Dataset items

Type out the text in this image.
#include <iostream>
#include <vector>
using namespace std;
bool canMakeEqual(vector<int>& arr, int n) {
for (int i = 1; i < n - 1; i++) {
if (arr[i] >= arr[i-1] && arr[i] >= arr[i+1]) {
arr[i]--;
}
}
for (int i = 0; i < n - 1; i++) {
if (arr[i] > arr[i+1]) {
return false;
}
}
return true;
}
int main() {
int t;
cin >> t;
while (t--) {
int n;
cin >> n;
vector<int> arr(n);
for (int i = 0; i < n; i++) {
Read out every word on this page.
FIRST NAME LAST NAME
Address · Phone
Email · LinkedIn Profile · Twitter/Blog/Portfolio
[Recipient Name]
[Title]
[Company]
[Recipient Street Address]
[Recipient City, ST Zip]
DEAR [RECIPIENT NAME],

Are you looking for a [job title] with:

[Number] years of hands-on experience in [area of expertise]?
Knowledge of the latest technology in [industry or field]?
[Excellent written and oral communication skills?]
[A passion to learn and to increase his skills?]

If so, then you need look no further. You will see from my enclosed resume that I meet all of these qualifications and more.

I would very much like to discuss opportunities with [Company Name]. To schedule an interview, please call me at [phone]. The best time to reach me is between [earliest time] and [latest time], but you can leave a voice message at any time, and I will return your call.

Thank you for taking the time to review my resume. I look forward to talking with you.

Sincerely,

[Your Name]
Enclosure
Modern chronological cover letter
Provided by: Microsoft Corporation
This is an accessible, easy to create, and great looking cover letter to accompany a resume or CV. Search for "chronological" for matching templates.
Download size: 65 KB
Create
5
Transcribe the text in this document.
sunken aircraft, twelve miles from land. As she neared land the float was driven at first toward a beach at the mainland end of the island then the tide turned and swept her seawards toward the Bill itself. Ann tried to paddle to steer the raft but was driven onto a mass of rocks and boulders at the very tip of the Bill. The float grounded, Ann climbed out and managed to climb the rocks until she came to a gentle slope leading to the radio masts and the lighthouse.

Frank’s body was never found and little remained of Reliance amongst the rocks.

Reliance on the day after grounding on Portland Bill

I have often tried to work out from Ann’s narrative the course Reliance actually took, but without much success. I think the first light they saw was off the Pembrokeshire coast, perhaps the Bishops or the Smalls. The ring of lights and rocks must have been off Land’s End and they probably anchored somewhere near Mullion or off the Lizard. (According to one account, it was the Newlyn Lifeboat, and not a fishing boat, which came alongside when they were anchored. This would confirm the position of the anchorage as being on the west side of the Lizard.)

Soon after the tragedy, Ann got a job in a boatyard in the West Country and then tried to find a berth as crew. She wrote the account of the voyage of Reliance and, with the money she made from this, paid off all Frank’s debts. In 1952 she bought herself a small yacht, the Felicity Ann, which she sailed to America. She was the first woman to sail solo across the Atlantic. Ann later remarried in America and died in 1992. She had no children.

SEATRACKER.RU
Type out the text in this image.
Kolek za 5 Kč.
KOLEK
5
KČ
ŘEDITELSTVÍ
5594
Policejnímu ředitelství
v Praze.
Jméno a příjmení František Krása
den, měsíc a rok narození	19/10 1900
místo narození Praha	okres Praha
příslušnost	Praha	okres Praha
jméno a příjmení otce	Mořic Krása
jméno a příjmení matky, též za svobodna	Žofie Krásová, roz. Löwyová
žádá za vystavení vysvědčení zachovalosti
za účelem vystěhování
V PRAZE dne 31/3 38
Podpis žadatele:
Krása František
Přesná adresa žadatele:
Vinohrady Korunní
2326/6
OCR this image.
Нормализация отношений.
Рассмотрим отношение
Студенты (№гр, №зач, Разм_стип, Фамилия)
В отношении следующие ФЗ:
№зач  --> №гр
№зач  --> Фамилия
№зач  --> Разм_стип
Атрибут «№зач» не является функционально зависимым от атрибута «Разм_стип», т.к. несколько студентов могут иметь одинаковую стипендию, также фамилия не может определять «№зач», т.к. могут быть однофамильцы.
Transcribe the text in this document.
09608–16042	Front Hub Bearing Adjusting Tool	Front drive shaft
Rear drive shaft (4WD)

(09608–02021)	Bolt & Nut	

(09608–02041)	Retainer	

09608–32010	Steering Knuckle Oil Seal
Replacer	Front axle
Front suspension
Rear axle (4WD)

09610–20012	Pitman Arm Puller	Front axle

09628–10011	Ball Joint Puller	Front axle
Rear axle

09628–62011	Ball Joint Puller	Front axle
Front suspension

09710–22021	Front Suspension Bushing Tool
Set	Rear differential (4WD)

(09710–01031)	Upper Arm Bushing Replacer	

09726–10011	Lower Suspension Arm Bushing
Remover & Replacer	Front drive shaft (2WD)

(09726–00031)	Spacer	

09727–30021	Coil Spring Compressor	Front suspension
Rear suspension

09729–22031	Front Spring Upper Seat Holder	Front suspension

* Exercise aim:
Show all lines in the entries above where the string "příjmení" appears.

* The response:
Jméno a příjmení František Krása
jméno a příjmení otce	Mořic Krása
jméno a příjmení matky, též za svobodna	Žofie Krásová, roz. Löwyová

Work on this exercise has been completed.